= WHAT THE EXERCISE ASKS =
Reproduce every entry below precisely. Pictures are excluded from the copy.

>> Begin ITEMS

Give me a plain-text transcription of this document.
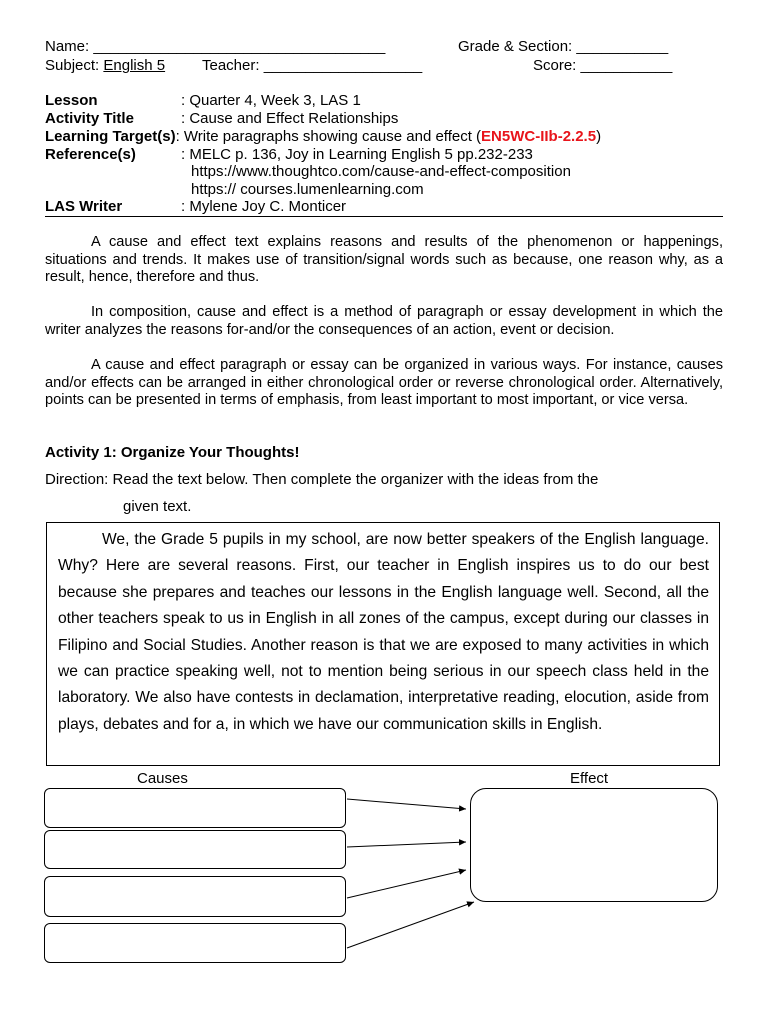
Name: ___________________________________	Grade & Section: ___________
Subject: English 5 Teacher: ___________________	Score: ___________
Lesson	: Quarter 4, Week 3, LAS 1
Activity Title	: Cause and Effect Relationships
Learning Target(s): Write paragraphs showing cause and effect (EN5WC-IIb-2.2.5)
Reference(s)	: MELC p. 136, Joy in Learning English 5 pp.232-233
https://www.thoughtco.com/cause-and-effect-composition
https:// courses.lumenlearning.com
LAS Writer	: Mylene Joy C. Monticer
A cause and effect text explains reasons and results of the phenomenon or happenings, situations and trends. It makes use of transition/signal words such as because, one reason why, as a result, hence, therefore and thus.
In composition, cause and effect is a method of paragraph or essay development in which the writer analyzes the reasons for-and/or the consequences of an action, event or decision.
A cause and effect paragraph or essay can be organized in various ways. For instance, causes and/or effects can be arranged in either chronological order or reverse chronological order. Alternatively, points can be presented in terms of emphasis, from least important to most important, or vice versa.
Activity 1: Organize Your Thoughts!
Direction: Read the text below. Then complete the organizer with the ideas from the
given text.
We, the Grade 5 pupils in my school, are now better speakers of the English language. Why? Here are several reasons. First, our teacher in English inspires us to do our best because she prepares and teaches our lessons in the English language well. Second, all the other teachers speak to us in English in all zones of the campus, except during our classes in Filipino and Social Studies. Another reason is that we are exposed to many activities in which we can practice speaking well, not to mention being serious in our speech class held in the laboratory. We also have contests in declamation, interpretative reading, elocution, aside from plays, debates and for a, in which we have our communication skills in English.
Causes	Effect
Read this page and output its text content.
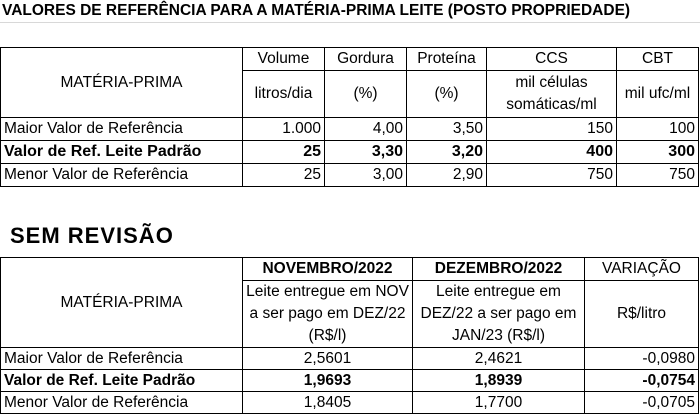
VALORES DE REFERÊNCIA PARA A MATÉRIA-PRIMA LEITE (POSTO PROPRIEDADE)
MATÉRIA-PRIMA	Volume	Gordura	Proteína	CCS	CBT
	litros/dia	(%)	(%)	mil células somáticas/ml	mil ufc/ml
Maior Valor de Referência	1.000	4,00	3,50	150	100
Valor de Ref. Leite Padrão	25	3,30	3,20	400	300
Menor Valor de Referência	25	3,00	2,90	750	750
SEM REVISÃO
MATÉRIA-PRIMA	NOVEMBRO/2022	DEZEMBRO/2022	VARIAÇÃO
	Leite entregue em NOV a ser pago em DEZ/22 (R$/l)	Leite entregue em DEZ/22 a ser pago em JAN/23 (R$/l)	R$/litro
Maior Valor de Referência	2,5601	2,4621	-0,0980
Valor de Ref. Leite Padrão	1,9693	1,8939	-0,0754
Menor Valor de Referência	1,8405	1,7700	-0,0705
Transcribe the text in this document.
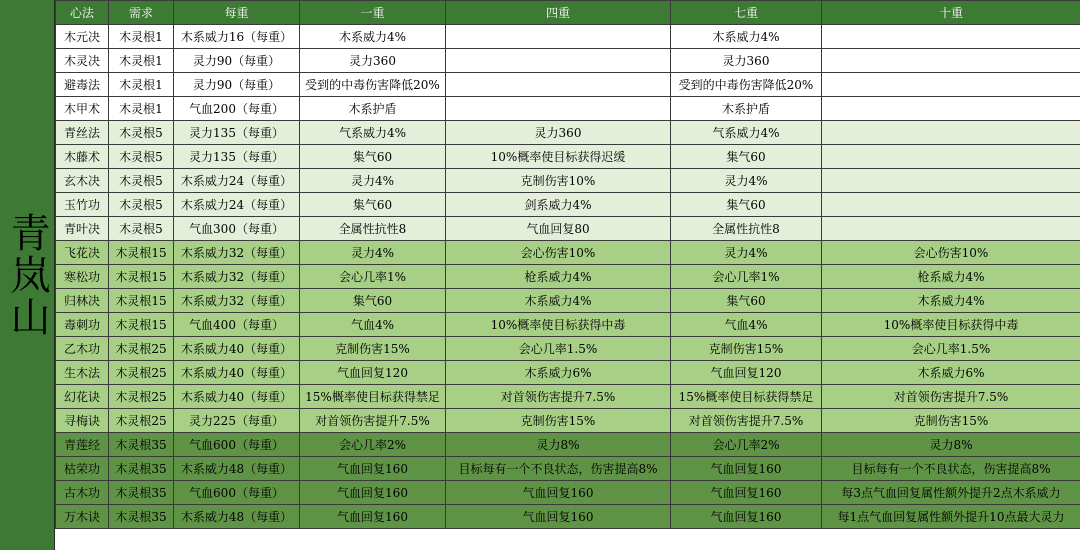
青岚山
心法	需求	每重	一重	四重	七重	十重
木元决	木灵根1	木系威力16（每重）	木系威力4%		木系威力4%	
木灵决	木灵根1	灵力90（每重）	灵力360		灵力360	
避毒法	木灵根1	灵力90（每重）	受到的中毒伤害降低20%		受到的中毒伤害降低20%	
木甲术	木灵根1	气血200（每重）	木系护盾		木系护盾	
青丝法	木灵根5	灵力135（每重）	气系威力4%	灵力360	气系威力4%	
木藤术	木灵根5	灵力135（每重）	集气60	10%概率使目标获得迟缓	集气60	
玄木决	木灵根5	木系威力24（每重）	灵力4%	克制伤害10%	灵力4%	
玉竹功	木灵根5	木系威力24（每重）	集气60	剑系威力4%	集气60	
青叶决	木灵根5	气血300（每重）	全属性抗性8	气血回复80	全属性抗性8	
飞花决	木灵根15	木系威力32（每重）	灵力4%	会心伤害10%	灵力4%	会心伤害10%
寒松功	木灵根15	木系威力32（每重）	会心几率1%	枪系威力4%	会心几率1%	枪系威力4%
归林决	木灵根15	木系威力32（每重）	集气60	木系威力4%	集气60	木系威力4%
毒刺功	木灵根15	气血400（每重）	气血4%	10%概率使目标获得中毒	气血4%	10%概率使目标获得中毒
乙木功	木灵根25	木系威力40（每重）	克制伤害15%	会心几率1.5%	克制伤害15%	会心几率1.5%
生木法	木灵根25	木系威力40（每重）	气血回复120	木系威力6%	气血回复120	木系威力6%
幻花诀	木灵根25	木系威力40（每重）	15%概率使目标获得禁足	对首领伤害提升7.5%	15%概率使目标获得禁足	对首领伤害提升7.5%
寻梅诀	木灵根25	灵力225（每重）	对首领伤害提升7.5%	克制伤害15%	对首领伤害提升7.5%	克制伤害15%
青莲经	木灵根35	气血600（每重）	会心几率2%	灵力8%	会心几率2%	灵力8%
枯荣功	木灵根35	木系威力48（每重）	气血回复160	目标每有一个不良状态，伤害提高8%	气血回复160	目标每有一个不良状态，伤害提高8%
古木功	木灵根35	气血600（每重）	气血回复160	气血回复160	气血回复160	每3点气血回复属性额外提升2点木系威力
万木诀	木灵根35	木系威力48（每重）	气血回复160	气血回复160	气血回复160	每1点气血回复属性额外提升10点最大灵力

>> End ITEMS

= SOLUTION FOR THIS EXERCISE =
Give me a plain-text transcription of this document.
Name: ___________________________________	Grade & Section: ___________
Subject: English 5 Teacher: ___________________	Score: ___________
Lesson	: Quarter 4, Week 3, LAS 1
Activity Title	: Cause and Effect Relationships
Learning Target(s): Write paragraphs showing cause and effect (EN5WC-IIb-2.2.5)
Reference(s)	: MELC p. 136, Joy in Learning English 5 pp.232-233
https://www.thoughtco.com/cause-and-effect-composition
https:// courses.lumenlearning.com
LAS Writer	: Mylene Joy C. Monticer
A cause and effect text explains reasons and results of the phenomenon or happenings, situations and trends. It makes use of transition/signal words such as because, one reason why, as a result, hence, therefore and thus.
In composition, cause and effect is a method of paragraph or essay development in which the writer analyzes the reasons for-and/or the consequences of an action, event or decision.
A cause and effect paragraph or essay can be organized in various ways. For instance, causes and/or effects can be arranged in either chronological order or reverse chronological order. Alternatively, points can be presented in terms of emphasis, from least important to most important, or vice versa.
Activity 1: Organize Your Thoughts!
Direction: Read the text below. Then complete the organizer with the ideas from the
given text.
We, the Grade 5 pupils in my school, are now better speakers of the English language. Why? Here are several reasons. First, our teacher in English inspires us to do our best because she prepares and teaches our lessons in the English language well. Second, all the other teachers speak to us in English in all zones of the campus, except during our classes in Filipino and Social Studies. Another reason is that we are exposed to many activities in which we can practice speaking well, not to mention being serious in our speech class held in the laboratory. We also have contests in declamation, interpretative reading, elocution, aside from plays, debates and for a, in which we have our communication skills in English.
Causes	Effect
Read this page and output its text content.
VALORES DE REFERÊNCIA PARA A MATÉRIA-PRIMA LEITE (POSTO PROPRIEDADE)
MATÉRIA-PRIMA	Volume	Gordura	Proteína	CCS	CBT
	litros/dia	(%)	(%)	mil células somáticas/ml	mil ufc/ml
Maior Valor de Referência	1.000	4,00	3,50	150	100
Valor de Ref. Leite Padrão	25	3,30	3,20	400	300
Menor Valor de Referência	25	3,00	2,90	750	750
SEM REVISÃO
MATÉRIA-PRIMA	NOVEMBRO/2022	DEZEMBRO/2022	VARIAÇÃO
	Leite entregue em NOV a ser pago em DEZ/22 (R$/l)	Leite entregue em DEZ/22 a ser pago em JAN/23 (R$/l)	R$/litro
Maior Valor de Referência	2,5601	2,4621	-0,0980
Valor de Ref. Leite Padrão	1,9693	1,8939	-0,0754
Menor Valor de Referência	1,8405	1,7700	-0,0705
Transcribe the text in this document.
青岚山
心法	需求	每重	一重	四重	七重	十重
木元决	木灵根1	木系威力16（每重）	木系威力4%		木系威力4%	
木灵决	木灵根1	灵力90（每重）	灵力360		灵力360	
避毒法	木灵根1	灵力90（每重）	受到的中毒伤害降低20%		受到的中毒伤害降低20%	
木甲术	木灵根1	气血200（每重）	木系护盾		木系护盾	
青丝法	木灵根5	灵力135（每重）	气系威力4%	灵力360	气系威力4%	
木藤术	木灵根5	灵力135（每重）	集气60	10%概率使目标获得迟缓	集气60	
玄木决	木灵根5	木系威力24（每重）	灵力4%	克制伤害10%	灵力4%	
玉竹功	木灵根5	木系威力24（每重）	集气60	剑系威力4%	集气60	
青叶决	木灵根5	气血300（每重）	全属性抗性8	气血回复80	全属性抗性8	
飞花决	木灵根15	木系威力32（每重）	灵力4%	会心伤害10%	灵力4%	会心伤害10%
寒松功	木灵根15	木系威力32（每重）	会心几率1%	枪系威力4%	会心几率1%	枪系威力4%
归林决	木灵根15	木系威力32（每重）	集气60	木系威力4%	集气60	木系威力4%
毒刺功	木灵根15	气血400（每重）	气血4%	10%概率使目标获得中毒	气血4%	10%概率使目标获得中毒
乙木功	木灵根25	木系威力40（每重）	克制伤害15%	会心几率1.5%	克制伤害15%	会心几率1.5%
生木法	木灵根25	木系威力40（每重）	气血回复120	木系威力6%	气血回复120	木系威力6%
幻花诀	木灵根25	木系威力40（每重）	15%概率使目标获得禁足	对首领伤害提升7.5%	15%概率使目标获得禁足	对首领伤害提升7.5%
寻梅诀	木灵根25	灵力225（每重）	对首领伤害提升7.5%	克制伤害15%	对首领伤害提升7.5%	克制伤害15%
青莲经	木灵根35	气血600（每重）	会心几率2%	灵力8%	会心几率2%	灵力8%
枯荣功	木灵根35	木系威力48（每重）	气血回复160	目标每有一个不良状态，伤害提高8%	气血回复160	目标每有一个不良状态，伤害提高8%
古木功	木灵根35	气血600（每重）	气血回复160	气血回复160	气血回复160	每3点气血回复属性额外提升2点木系威力
万木诀	木灵根35	木系威力48（每重）	气血回复160	气血回复160	气血回复160	每1点气血回复属性额外提升10点最大灵力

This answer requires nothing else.